__What the exercise asks__:
Reproduce all of the data exactly.

__Listing__:
_ _ _ _ _ _ _

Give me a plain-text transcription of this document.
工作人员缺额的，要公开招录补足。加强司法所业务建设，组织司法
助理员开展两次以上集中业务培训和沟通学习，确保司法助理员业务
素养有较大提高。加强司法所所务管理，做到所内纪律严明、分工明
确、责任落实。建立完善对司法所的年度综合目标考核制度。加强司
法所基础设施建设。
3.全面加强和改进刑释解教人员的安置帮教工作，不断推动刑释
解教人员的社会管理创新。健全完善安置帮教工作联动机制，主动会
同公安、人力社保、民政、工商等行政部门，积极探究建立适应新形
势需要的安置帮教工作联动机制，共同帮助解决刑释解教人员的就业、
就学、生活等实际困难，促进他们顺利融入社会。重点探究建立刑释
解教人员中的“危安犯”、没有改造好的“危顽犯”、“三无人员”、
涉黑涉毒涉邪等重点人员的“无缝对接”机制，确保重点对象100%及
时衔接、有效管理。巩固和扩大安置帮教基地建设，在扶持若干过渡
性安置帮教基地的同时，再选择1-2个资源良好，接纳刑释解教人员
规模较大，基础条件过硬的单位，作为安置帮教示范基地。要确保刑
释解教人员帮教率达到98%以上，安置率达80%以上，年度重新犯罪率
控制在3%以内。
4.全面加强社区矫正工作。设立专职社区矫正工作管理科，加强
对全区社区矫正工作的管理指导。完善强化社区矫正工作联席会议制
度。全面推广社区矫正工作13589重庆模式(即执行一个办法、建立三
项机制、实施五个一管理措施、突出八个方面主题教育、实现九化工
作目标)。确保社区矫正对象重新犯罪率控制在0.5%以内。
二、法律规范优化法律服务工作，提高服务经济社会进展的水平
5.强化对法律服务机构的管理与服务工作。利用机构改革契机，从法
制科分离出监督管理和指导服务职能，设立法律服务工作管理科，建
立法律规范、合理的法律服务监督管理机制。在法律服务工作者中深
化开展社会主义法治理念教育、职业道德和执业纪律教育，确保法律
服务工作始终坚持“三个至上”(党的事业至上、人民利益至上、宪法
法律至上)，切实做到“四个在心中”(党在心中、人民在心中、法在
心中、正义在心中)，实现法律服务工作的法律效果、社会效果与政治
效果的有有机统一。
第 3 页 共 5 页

_ _ _ _ _ _ _

__Solution to this problem__:
Give me a plain-text transcription of this document.
工作人员缺额的，要公开招录补足。加强司法所业务建设，组织司法
助理员开展两次以上集中业务培训和沟通学习，确保司法助理员业务
素养有较大提高。加强司法所所务管理，做到所内纪律严明、分工明
确、责任落实。建立完善对司法所的年度综合目标考核制度。加强司
法所基础设施建设。
3.全面加强和改进刑释解教人员的安置帮教工作，不断推动刑释
解教人员的社会管理创新。健全完善安置帮教工作联动机制，主动会
同公安、人力社保、民政、工商等行政部门，积极探究建立适应新形
势需要的安置帮教工作联动机制，共同帮助解决刑释解教人员的就业、
就学、生活等实际困难，促进他们顺利融入社会。重点探究建立刑释
解教人员中的“危安犯”、没有改造好的“危顽犯”、“三无人员”、
涉黑涉毒涉邪等重点人员的“无缝对接”机制，确保重点对象100%及
时衔接、有效管理。巩固和扩大安置帮教基地建设，在扶持若干过渡
性安置帮教基地的同时，再选择1-2个资源良好，接纳刑释解教人员
规模较大，基础条件过硬的单位，作为安置帮教示范基地。要确保刑
释解教人员帮教率达到98%以上，安置率达80%以上，年度重新犯罪率
控制在3%以内。
4.全面加强社区矫正工作。设立专职社区矫正工作管理科，加强
对全区社区矫正工作的管理指导。完善强化社区矫正工作联席会议制
度。全面推广社区矫正工作13589重庆模式(即执行一个办法、建立三
项机制、实施五个一管理措施、突出八个方面主题教育、实现九化工
作目标)。确保社区矫正对象重新犯罪率控制在0.5%以内。
二、法律规范优化法律服务工作，提高服务经济社会进展的水平
5.强化对法律服务机构的管理与服务工作。利用机构改革契机，从法
制科分离出监督管理和指导服务职能，设立法律服务工作管理科，建
立法律规范、合理的法律服务监督管理机制。在法律服务工作者中深
化开展社会主义法治理念教育、职业道德和执业纪律教育，确保法律
服务工作始终坚持“三个至上”(党的事业至上、人民利益至上、宪法
法律至上)，切实做到“四个在心中”(党在心中、人民在心中、法在
心中、正义在心中)，实现法律服务工作的法律效果、社会效果与政治
效果的有有机统一。
第 3 页 共 5 页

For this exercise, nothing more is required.